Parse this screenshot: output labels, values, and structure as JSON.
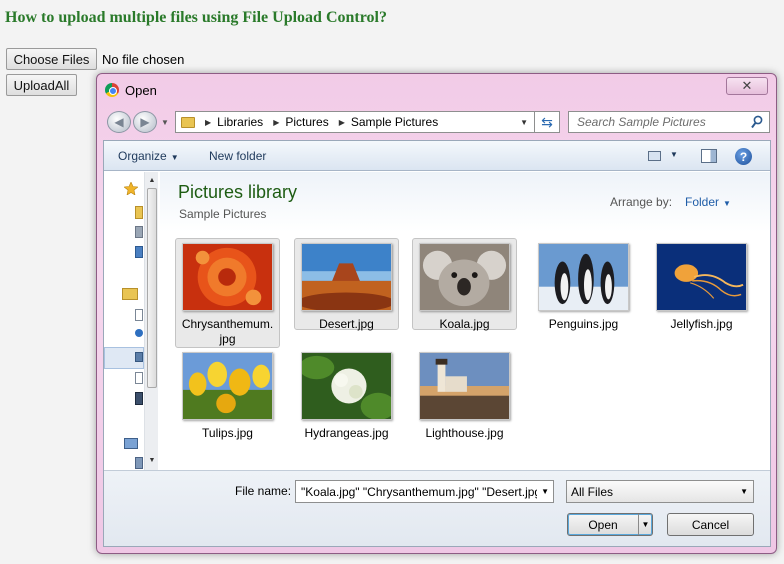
{
  "page": {
    "heading": "How to upload multiple files using File Upload Control?",
    "choose_files_label": "Choose Files",
    "no_file_text": "No file chosen",
    "upload_all_label": "UploadAll"
  },
  "dialog": {
    "title": "Open",
    "close_glyph": "✕",
    "breadcrumb": [
      "Libraries",
      "Pictures",
      "Sample Pictures"
    ],
    "search_placeholder": "Search Sample Pictures",
    "toolbar": {
      "organize": "Organize",
      "new_folder": "New folder"
    },
    "library": {
      "title": "Pictures library",
      "subtitle": "Sample Pictures",
      "arrange_label": "Arrange by:",
      "arrange_value": "Folder"
    },
    "files": [
      {
        "label": "Chrysanthemum.\njpg",
        "selected": true
      },
      {
        "label": "Desert.jpg",
        "selected": true
      },
      {
        "label": "Koala.jpg",
        "selected": true
      },
      {
        "label": "Penguins.jpg",
        "selected": false
      },
      {
        "label": "Jellyfish.jpg",
        "selected": false
      },
      {
        "label": "Tulips.jpg",
        "selected": false
      },
      {
        "label": "Hydrangeas.jpg",
        "selected": false
      },
      {
        "label": "Lighthouse.jpg",
        "selected": false
      }
    ],
    "file_name_label": "File name:",
    "file_name_value": "\"Koala.jpg\" \"Chrysanthemum.jpg\" \"Desert.jpg\"",
    "filter_value": "All Files",
    "open_label": "Open",
    "cancel_label": "Cancel"
  },
  "colors": {
    "heading": "#2a7a2a",
    "library_title": "#1e5c13",
    "link": "#1f5da8",
    "dialog_frame": "#f2cbe7"
  }
}
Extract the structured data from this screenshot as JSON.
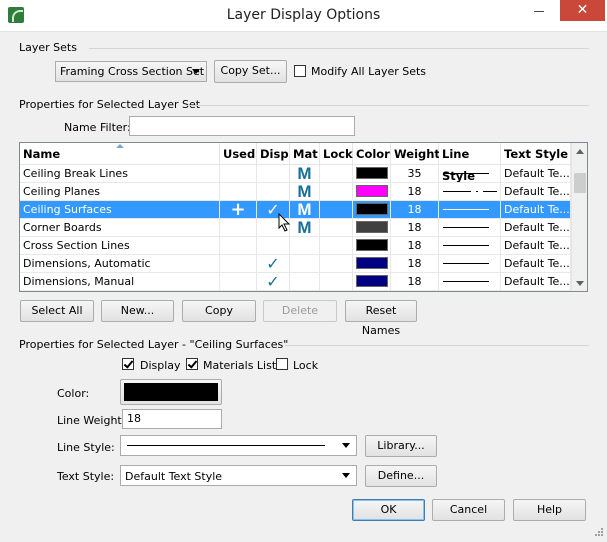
{
  "window": {
    "title": "Layer Display Options",
    "close_label": "✕"
  },
  "layer_sets": {
    "group_label": "Layer Sets",
    "selected_set": "Framing Cross Section Set",
    "copy_set_label": "Copy Set...",
    "modify_all_label": "Modify All Layer Sets",
    "modify_all_checked": false
  },
  "properties_set": {
    "group_label": "Properties for Selected Layer Set",
    "name_filter_label": "Name Filter:",
    "name_filter_value": ""
  },
  "table": {
    "columns": [
      "Name",
      "Used",
      "Disp",
      "Mat",
      "Lock",
      "Color",
      "Weight",
      "Line Style",
      "Text Style"
    ],
    "rows": [
      {
        "name": "Ceiling Break Lines",
        "used": false,
        "disp": false,
        "mat": "M",
        "lock": false,
        "color": "#000000",
        "weight": "35",
        "line_style": "solid",
        "text_style": "Default Te...",
        "selected": false
      },
      {
        "name": "Ceiling Planes",
        "used": false,
        "disp": false,
        "mat": "M",
        "lock": false,
        "color": "#ff00ff",
        "weight": "18",
        "line_style": "dash-dot",
        "text_style": "Default Te...",
        "selected": false
      },
      {
        "name": "Ceiling Surfaces",
        "used": true,
        "disp": true,
        "mat": "M",
        "lock": false,
        "color": "#000000",
        "weight": "18",
        "line_style": "solid",
        "text_style": "Default Te...",
        "selected": true
      },
      {
        "name": "Corner Boards",
        "used": false,
        "disp": false,
        "mat": "M",
        "lock": false,
        "color": "#404040",
        "weight": "18",
        "line_style": "solid",
        "text_style": "Default Te...",
        "selected": false
      },
      {
        "name": "Cross Section Lines",
        "used": false,
        "disp": false,
        "mat": "",
        "lock": false,
        "color": "#000000",
        "weight": "18",
        "line_style": "solid",
        "text_style": "Default Te...",
        "selected": false
      },
      {
        "name": "Dimensions,  Automatic",
        "used": false,
        "disp": true,
        "mat": "",
        "lock": false,
        "color": "#000080",
        "weight": "18",
        "line_style": "solid",
        "text_style": "Default Te...",
        "selected": false
      },
      {
        "name": "Dimensions,  Manual",
        "used": false,
        "disp": true,
        "mat": "",
        "lock": false,
        "color": "#000080",
        "weight": "18",
        "line_style": "solid",
        "text_style": "Default Te...",
        "selected": false
      }
    ],
    "check_glyph": "✓",
    "plus_glyph": "+"
  },
  "table_buttons": {
    "select_all": "Select All",
    "new": "New...",
    "copy": "Copy",
    "delete": "Delete",
    "reset_names": "Reset Names"
  },
  "properties_layer": {
    "group_label": "Properties for Selected Layer - \"Ceiling Surfaces\"",
    "display_label": "Display",
    "display_checked": true,
    "materials_label": "Materials List",
    "materials_checked": true,
    "lock_label": "Lock",
    "lock_checked": false,
    "color_label": "Color:",
    "color_value": "#000000",
    "line_weight_label": "Line Weight:",
    "line_weight_value": "18",
    "line_style_label": "Line Style:",
    "library_label": "Library...",
    "text_style_label": "Text Style:",
    "text_style_value": "Default Text Style",
    "define_label": "Define..."
  },
  "footer": {
    "ok": "OK",
    "cancel": "Cancel",
    "help": "Help"
  }
}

■ ■ ■ ■

**Brief:** Write the listing out a second time exactly, dropping all images.

**Written answer:**
Parse this screenshot: output labels, values, and structure as JSON.
{
  "page": {
    "heading": "How to upload multiple files using File Upload Control?",
    "choose_files_label": "Choose Files",
    "no_file_text": "No file chosen",
    "upload_all_label": "UploadAll"
  },
  "dialog": {
    "title": "Open",
    "close_glyph": "✕",
    "breadcrumb": [
      "Libraries",
      "Pictures",
      "Sample Pictures"
    ],
    "search_placeholder": "Search Sample Pictures",
    "toolbar": {
      "organize": "Organize",
      "new_folder": "New folder"
    },
    "library": {
      "title": "Pictures library",
      "subtitle": "Sample Pictures",
      "arrange_label": "Arrange by:",
      "arrange_value": "Folder"
    },
    "files": [
      {
        "label": "Chrysanthemum.\njpg",
        "selected": true
      },
      {
        "label": "Desert.jpg",
        "selected": true
      },
      {
        "label": "Koala.jpg",
        "selected": true
      },
      {
        "label": "Penguins.jpg",
        "selected": false
      },
      {
        "label": "Jellyfish.jpg",
        "selected": false
      },
      {
        "label": "Tulips.jpg",
        "selected": false
      },
      {
        "label": "Hydrangeas.jpg",
        "selected": false
      },
      {
        "label": "Lighthouse.jpg",
        "selected": false
      }
    ],
    "file_name_label": "File name:",
    "file_name_value": "\"Koala.jpg\" \"Chrysanthemum.jpg\" \"Desert.jpg\"",
    "filter_value": "All Files",
    "open_label": "Open",
    "cancel_label": "Cancel"
  },
  "colors": {
    "heading": "#2a7a2a",
    "library_title": "#1e5c13",
    "link": "#1f5da8",
    "dialog_frame": "#f2cbe7"
  }
}
Extract the structured data from this screenshot as JSON.
{
  "window": {
    "title": "Layer Display Options",
    "close_label": "✕"
  },
  "layer_sets": {
    "group_label": "Layer Sets",
    "selected_set": "Framing Cross Section Set",
    "copy_set_label": "Copy Set...",
    "modify_all_label": "Modify All Layer Sets",
    "modify_all_checked": false
  },
  "properties_set": {
    "group_label": "Properties for Selected Layer Set",
    "name_filter_label": "Name Filter:",
    "name_filter_value": ""
  },
  "table": {
    "columns": [
      "Name",
      "Used",
      "Disp",
      "Mat",
      "Lock",
      "Color",
      "Weight",
      "Line Style",
      "Text Style"
    ],
    "rows": [
      {
        "name": "Ceiling Break Lines",
        "used": false,
        "disp": false,
        "mat": "M",
        "lock": false,
        "color": "#000000",
        "weight": "35",
        "line_style": "solid",
        "text_style": "Default Te...",
        "selected": false
      },
      {
        "name": "Ceiling Planes",
        "used": false,
        "disp": false,
        "mat": "M",
        "lock": false,
        "color": "#ff00ff",
        "weight": "18",
        "line_style": "dash-dot",
        "text_style": "Default Te...",
        "selected": false
      },
      {
        "name": "Ceiling Surfaces",
        "used": true,
        "disp": true,
        "mat": "M",
        "lock": false,
        "color": "#000000",
        "weight": "18",
        "line_style": "solid",
        "text_style": "Default Te...",
        "selected": true
      },
      {
        "name": "Corner Boards",
        "used": false,
        "disp": false,
        "mat": "M",
        "lock": false,
        "color": "#404040",
        "weight": "18",
        "line_style": "solid",
        "text_style": "Default Te...",
        "selected": false
      },
      {
        "name": "Cross Section Lines",
        "used": false,
        "disp": false,
        "mat": "",
        "lock": false,
        "color": "#000000",
        "weight": "18",
        "line_style": "solid",
        "text_style": "Default Te...",
        "selected": false
      },
      {
        "name": "Dimensions,  Automatic",
        "used": false,
        "disp": true,
        "mat": "",
        "lock": false,
        "color": "#000080",
        "weight": "18",
        "line_style": "solid",
        "text_style": "Default Te...",
        "selected": false
      },
      {
        "name": "Dimensions,  Manual",
        "used": false,
        "disp": true,
        "mat": "",
        "lock": false,
        "color": "#000080",
        "weight": "18",
        "line_style": "solid",
        "text_style": "Default Te...",
        "selected": false
      }
    ],
    "check_glyph": "✓",
    "plus_glyph": "+"
  },
  "table_buttons": {
    "select_all": "Select All",
    "new": "New...",
    "copy": "Copy",
    "delete": "Delete",
    "reset_names": "Reset Names"
  },
  "properties_layer": {
    "group_label": "Properties for Selected Layer - \"Ceiling Surfaces\"",
    "display_label": "Display",
    "display_checked": true,
    "materials_label": "Materials List",
    "materials_checked": true,
    "lock_label": "Lock",
    "lock_checked": false,
    "color_label": "Color:",
    "color_value": "#000000",
    "line_weight_label": "Line Weight:",
    "line_weight_value": "18",
    "line_style_label": "Line Style:",
    "library_label": "Library...",
    "text_style_label": "Text Style:",
    "text_style_value": "Default Text Style",
    "define_label": "Define..."
  },
  "footer": {
    "ok": "OK",
    "cancel": "Cancel",
    "help": "Help"
  }
}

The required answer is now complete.